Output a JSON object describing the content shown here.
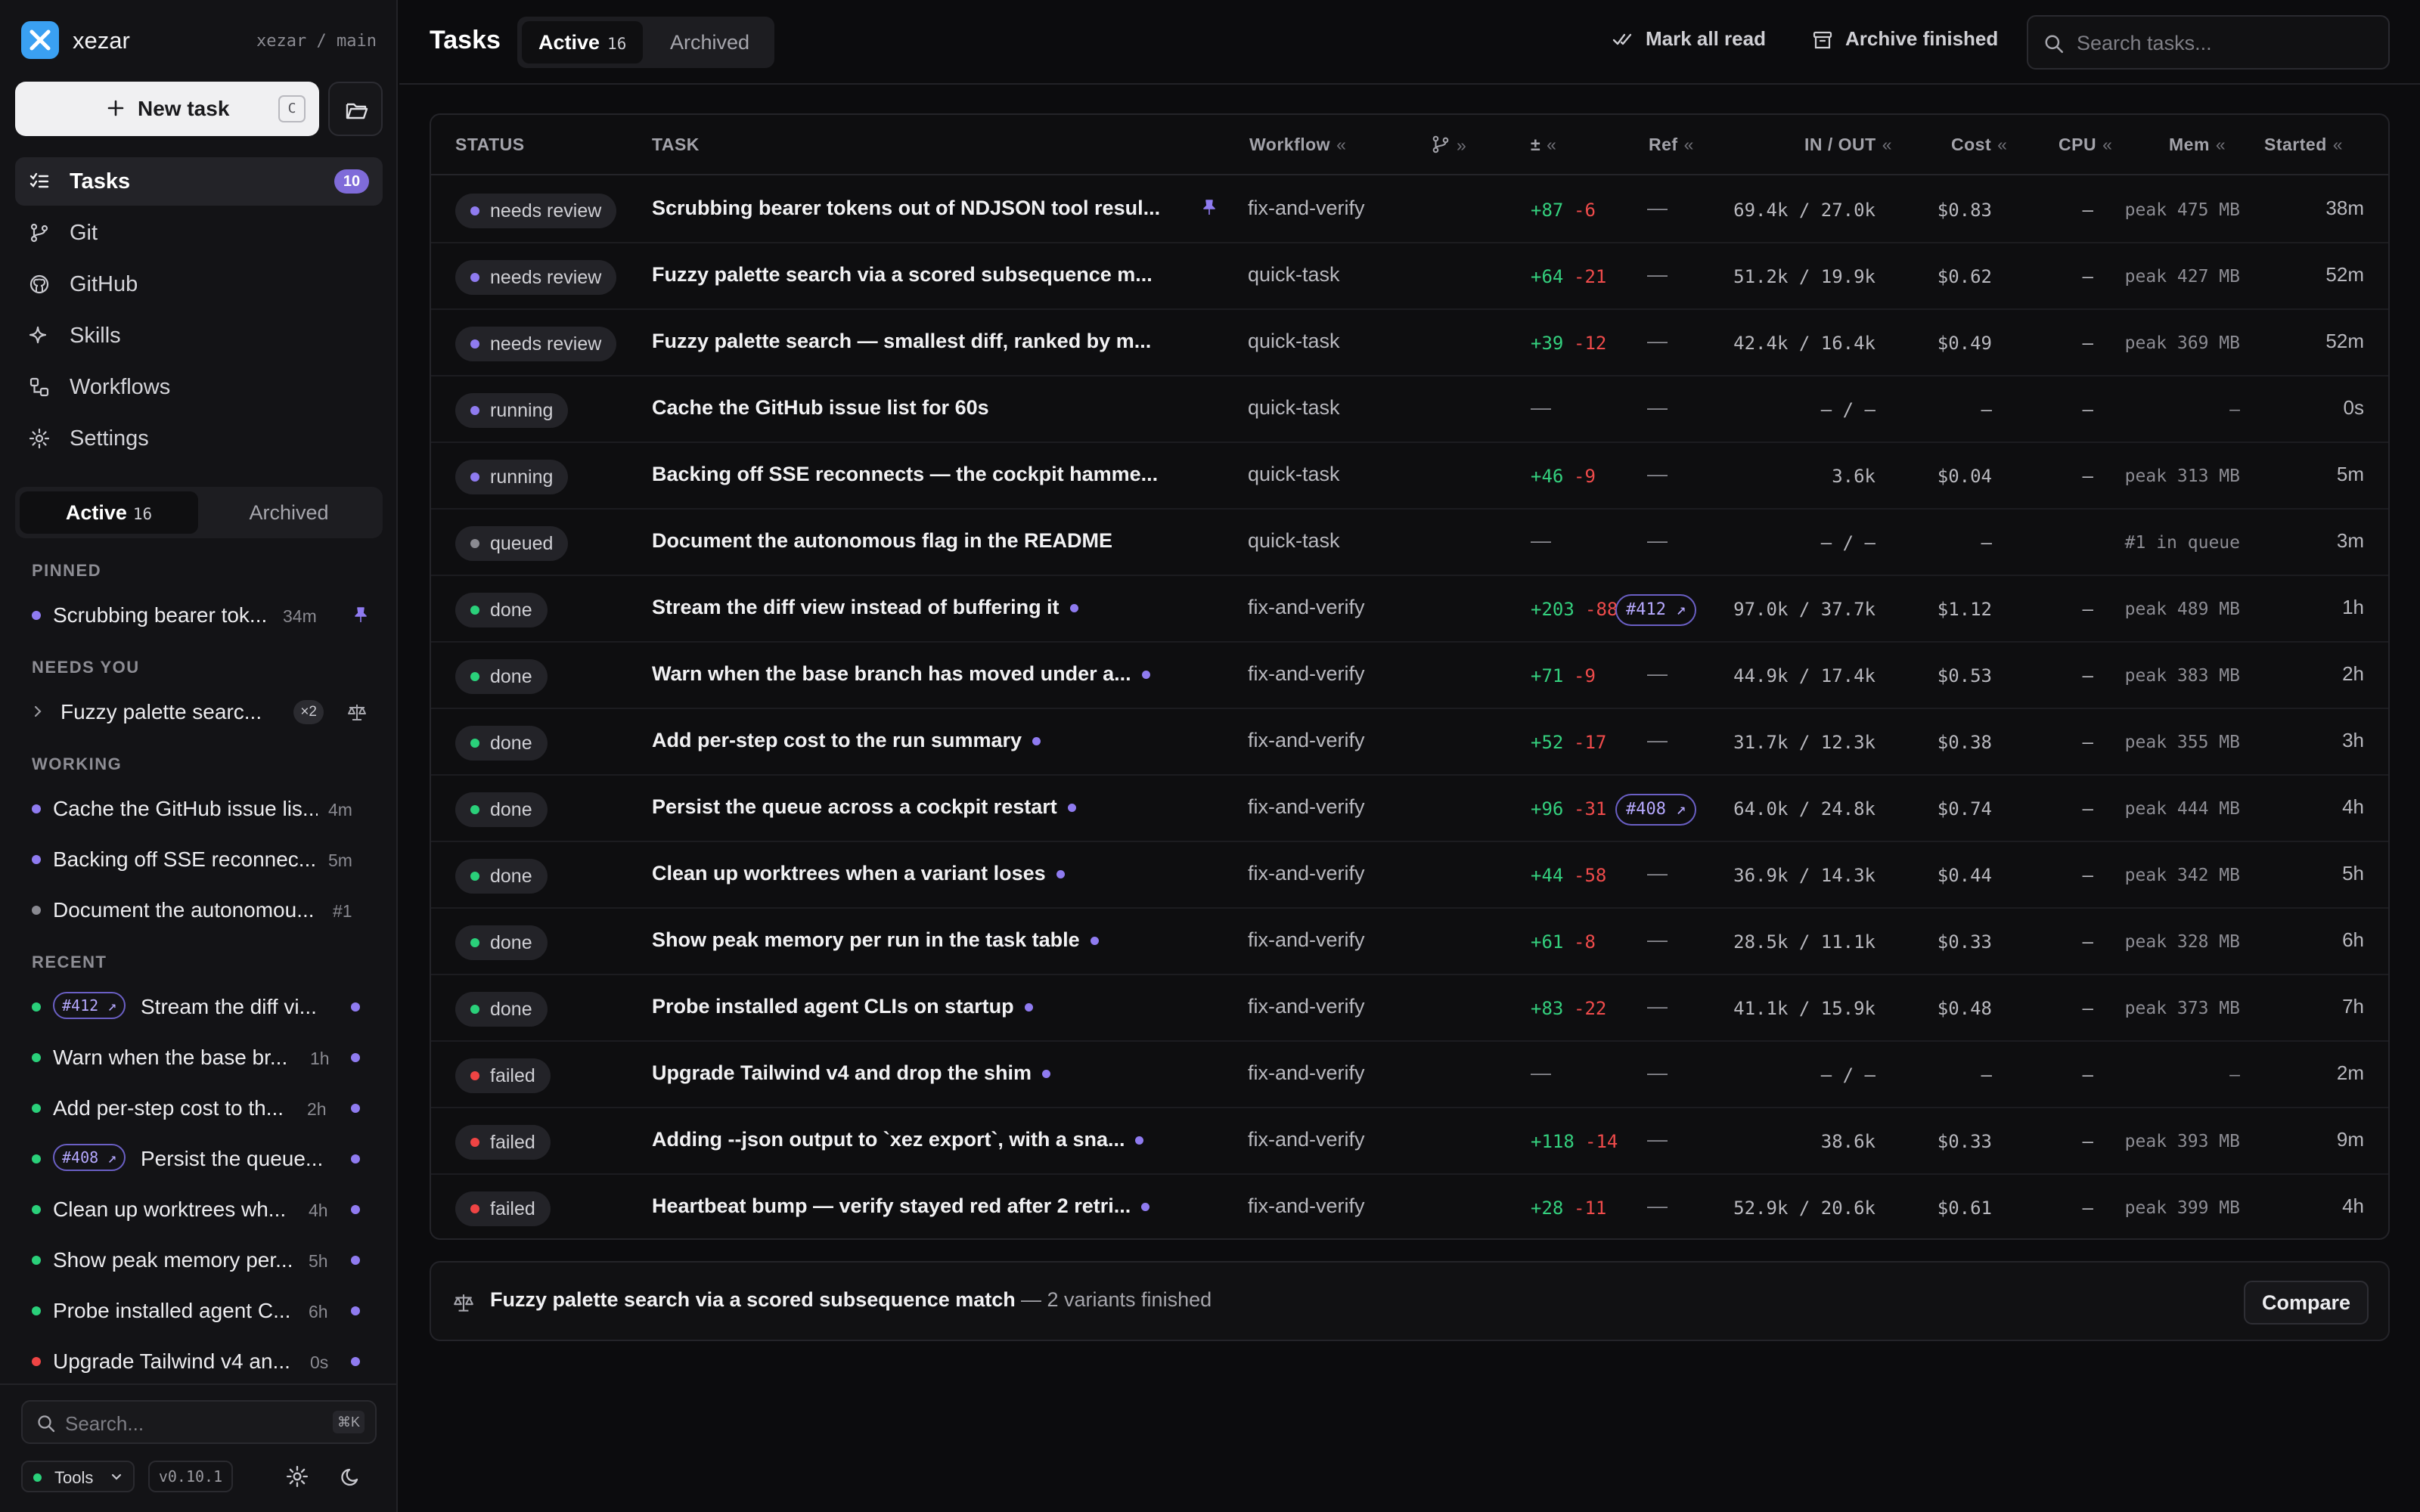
{
  "brand": {
    "name": "xezar",
    "path": "xezar / main"
  },
  "sidebar": {
    "new_task_label": "New task",
    "new_task_shortcut": "C",
    "nav": [
      {
        "label": "Tasks",
        "icon": "tasks-icon",
        "count": "10"
      },
      {
        "label": "Git",
        "icon": "git-branch-icon"
      },
      {
        "label": "GitHub",
        "icon": "github-icon"
      },
      {
        "label": "Skills",
        "icon": "sparkle-icon"
      },
      {
        "label": "Workflows",
        "icon": "workflow-icon"
      },
      {
        "label": "Settings",
        "icon": "gear-icon"
      }
    ],
    "tabs": {
      "active": "Active",
      "active_count": "16",
      "archived": "Archived"
    },
    "sections": {
      "pinned": "PINNED",
      "needs_you": "NEEDS YOU",
      "working": "WORKING",
      "recent": "RECENT"
    },
    "pinned": [
      {
        "title": "Scrubbing bearer tok...",
        "meta": "34m"
      }
    ],
    "needs_you": [
      {
        "title": "Fuzzy palette searc...",
        "variants": "×2"
      }
    ],
    "working": [
      {
        "title": "Cache the GitHub issue lis...",
        "meta": "4m"
      },
      {
        "title": "Backing off SSE reconnec...",
        "meta": "5m"
      },
      {
        "title": "Document the autonomou...",
        "meta": "#1"
      }
    ],
    "recent": [
      {
        "chip": "#412 ↗",
        "title": "Stream the diff vi...",
        "status": "done"
      },
      {
        "title": "Warn when the base br...",
        "meta": "1h",
        "status": "done"
      },
      {
        "title": "Add per-step cost to th...",
        "meta": "2h",
        "status": "done"
      },
      {
        "chip": "#408 ↗",
        "title": "Persist the queue...",
        "status": "done"
      },
      {
        "title": "Clean up worktrees wh...",
        "meta": "4h",
        "status": "done"
      },
      {
        "title": "Show peak memory per...",
        "meta": "5h",
        "status": "done"
      },
      {
        "title": "Probe installed agent C...",
        "meta": "6h",
        "status": "done"
      },
      {
        "title": "Upgrade Tailwind v4 an...",
        "meta": "0s",
        "status": "failed"
      }
    ],
    "search_placeholder": "Search...",
    "search_shortcut": "⌘K",
    "tools_label": "Tools",
    "version": "v0.10.1"
  },
  "header": {
    "title": "Tasks",
    "tab_active": "Active",
    "tab_active_count": "16",
    "tab_archived": "Archived",
    "mark_all_read": "Mark all read",
    "archive_finished": "Archive finished",
    "search_placeholder": "Search tasks..."
  },
  "table": {
    "columns": {
      "status": "STATUS",
      "task": "TASK",
      "workflow": "Workflow",
      "diff": "±",
      "ref": "Ref",
      "inout": "IN / OUT",
      "cost": "Cost",
      "cpu": "CPU",
      "mem": "Mem",
      "started": "Started"
    },
    "rows": [
      {
        "status": "needs review",
        "task": "Scrubbing bearer tokens out of NDJSON tool resul...",
        "pinned": true,
        "unread": false,
        "workflow": "fix-and-verify",
        "add": "+87",
        "del": "-6",
        "ref": "—",
        "inout": "69.4k / 27.0k",
        "cost": "$0.83",
        "cpu": "—",
        "mem": "peak 475 MB",
        "started": "38m"
      },
      {
        "status": "needs review",
        "task": "Fuzzy palette search via a scored subsequence m...",
        "pinned": false,
        "unread": false,
        "workflow": "quick-task",
        "add": "+64",
        "del": "-21",
        "ref": "—",
        "inout": "51.2k / 19.9k",
        "cost": "$0.62",
        "cpu": "—",
        "mem": "peak 427 MB",
        "started": "52m"
      },
      {
        "status": "needs review",
        "task": "Fuzzy palette search — smallest diff, ranked by m...",
        "pinned": false,
        "unread": false,
        "workflow": "quick-task",
        "add": "+39",
        "del": "-12",
        "ref": "—",
        "inout": "42.4k / 16.4k",
        "cost": "$0.49",
        "cpu": "—",
        "mem": "peak 369 MB",
        "started": "52m"
      },
      {
        "status": "running",
        "task": "Cache the GitHub issue list for 60s",
        "pinned": false,
        "unread": false,
        "workflow": "quick-task",
        "add": "",
        "del": "",
        "nodiff": "—",
        "ref": "—",
        "inout": "— / —",
        "cost": "—",
        "cpu": "—",
        "mem": "—",
        "started": "0s"
      },
      {
        "status": "running",
        "task": "Backing off SSE reconnects — the cockpit hamme...",
        "pinned": false,
        "unread": false,
        "workflow": "quick-task",
        "add": "+46",
        "del": "-9",
        "ref": "—",
        "inout": "3.6k",
        "cost": "$0.04",
        "cpu": "—",
        "mem": "peak 313 MB",
        "started": "5m"
      },
      {
        "status": "queued",
        "task": "Document the autonomous flag in the README",
        "pinned": false,
        "unread": false,
        "workflow": "quick-task",
        "add": "",
        "del": "",
        "nodiff": "—",
        "ref": "—",
        "inout": "— / —",
        "cost": "—",
        "cpu": "",
        "mem": "#1 in queue",
        "started": "3m"
      },
      {
        "status": "done",
        "task": "Stream the diff view instead of buffering it",
        "pinned": false,
        "unread": true,
        "workflow": "fix-and-verify",
        "add": "+203",
        "del": "-88",
        "refchip": "#412 ↗",
        "inout": "97.0k / 37.7k",
        "cost": "$1.12",
        "cpu": "—",
        "mem": "peak 489 MB",
        "started": "1h"
      },
      {
        "status": "done",
        "task": "Warn when the base branch has moved under a...",
        "pinned": false,
        "unread": true,
        "workflow": "fix-and-verify",
        "add": "+71",
        "del": "-9",
        "ref": "—",
        "inout": "44.9k / 17.4k",
        "cost": "$0.53",
        "cpu": "—",
        "mem": "peak 383 MB",
        "started": "2h"
      },
      {
        "status": "done",
        "task": "Add per-step cost to the run summary",
        "pinned": false,
        "unread": true,
        "workflow": "fix-and-verify",
        "add": "+52",
        "del": "-17",
        "ref": "—",
        "inout": "31.7k / 12.3k",
        "cost": "$0.38",
        "cpu": "—",
        "mem": "peak 355 MB",
        "started": "3h"
      },
      {
        "status": "done",
        "task": "Persist the queue across a cockpit restart",
        "pinned": false,
        "unread": true,
        "workflow": "fix-and-verify",
        "add": "+96",
        "del": "-31",
        "refchip": "#408 ↗",
        "inout": "64.0k / 24.8k",
        "cost": "$0.74",
        "cpu": "—",
        "mem": "peak 444 MB",
        "started": "4h"
      },
      {
        "status": "done",
        "task": "Clean up worktrees when a variant loses",
        "pinned": false,
        "unread": true,
        "workflow": "fix-and-verify",
        "add": "+44",
        "del": "-58",
        "ref": "—",
        "inout": "36.9k / 14.3k",
        "cost": "$0.44",
        "cpu": "—",
        "mem": "peak 342 MB",
        "started": "5h"
      },
      {
        "status": "done",
        "task": "Show peak memory per run in the task table",
        "pinned": false,
        "unread": true,
        "workflow": "fix-and-verify",
        "add": "+61",
        "del": "-8",
        "ref": "—",
        "inout": "28.5k / 11.1k",
        "cost": "$0.33",
        "cpu": "—",
        "mem": "peak 328 MB",
        "started": "6h"
      },
      {
        "status": "done",
        "task": "Probe installed agent CLIs on startup",
        "pinned": false,
        "unread": true,
        "workflow": "fix-and-verify",
        "add": "+83",
        "del": "-22",
        "ref": "—",
        "inout": "41.1k / 15.9k",
        "cost": "$0.48",
        "cpu": "—",
        "mem": "peak 373 MB",
        "started": "7h"
      },
      {
        "status": "failed",
        "task": "Upgrade Tailwind v4 and drop the shim",
        "pinned": false,
        "unread": true,
        "workflow": "fix-and-verify",
        "add": "",
        "del": "",
        "nodiff": "—",
        "ref": "—",
        "inout": "— / —",
        "cost": "—",
        "cpu": "—",
        "mem": "—",
        "started": "2m"
      },
      {
        "status": "failed",
        "task": "Adding --json output to `xez export`, with a sna...",
        "pinned": false,
        "unread": true,
        "workflow": "fix-and-verify",
        "add": "+118",
        "del": "-14",
        "ref": "—",
        "inout": "38.6k",
        "cost": "$0.33",
        "cpu": "—",
        "mem": "peak 393 MB",
        "started": "9m"
      },
      {
        "status": "failed",
        "task": "Heartbeat bump — verify stayed red after 2 retri...",
        "pinned": false,
        "unread": true,
        "workflow": "fix-and-verify",
        "add": "+28",
        "del": "-11",
        "ref": "—",
        "inout": "52.9k / 20.6k",
        "cost": "$0.61",
        "cpu": "—",
        "mem": "peak 399 MB",
        "started": "4h"
      }
    ]
  },
  "compare": {
    "title": "Fuzzy palette search via a scored subsequence match",
    "suffix": "— 2 variants finished",
    "button": "Compare"
  },
  "colors": {
    "needs_review": "#8f7bf0",
    "running": "#8f7bf0",
    "queued": "#8a8a91",
    "done": "#2ad07a",
    "failed": "#ef4444",
    "accent": "#7f6bd9",
    "logo": "#3aa0f2"
  }
}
____________________
GIVEN INSTRUCTION = Collect the lines of the data that carry the word "cockpit".

ANSWER IN FULL =
        "task": "Backing off SSE reconnects — the cockpit hamme...",
        "task": "Persist the queue across a cockpit restart",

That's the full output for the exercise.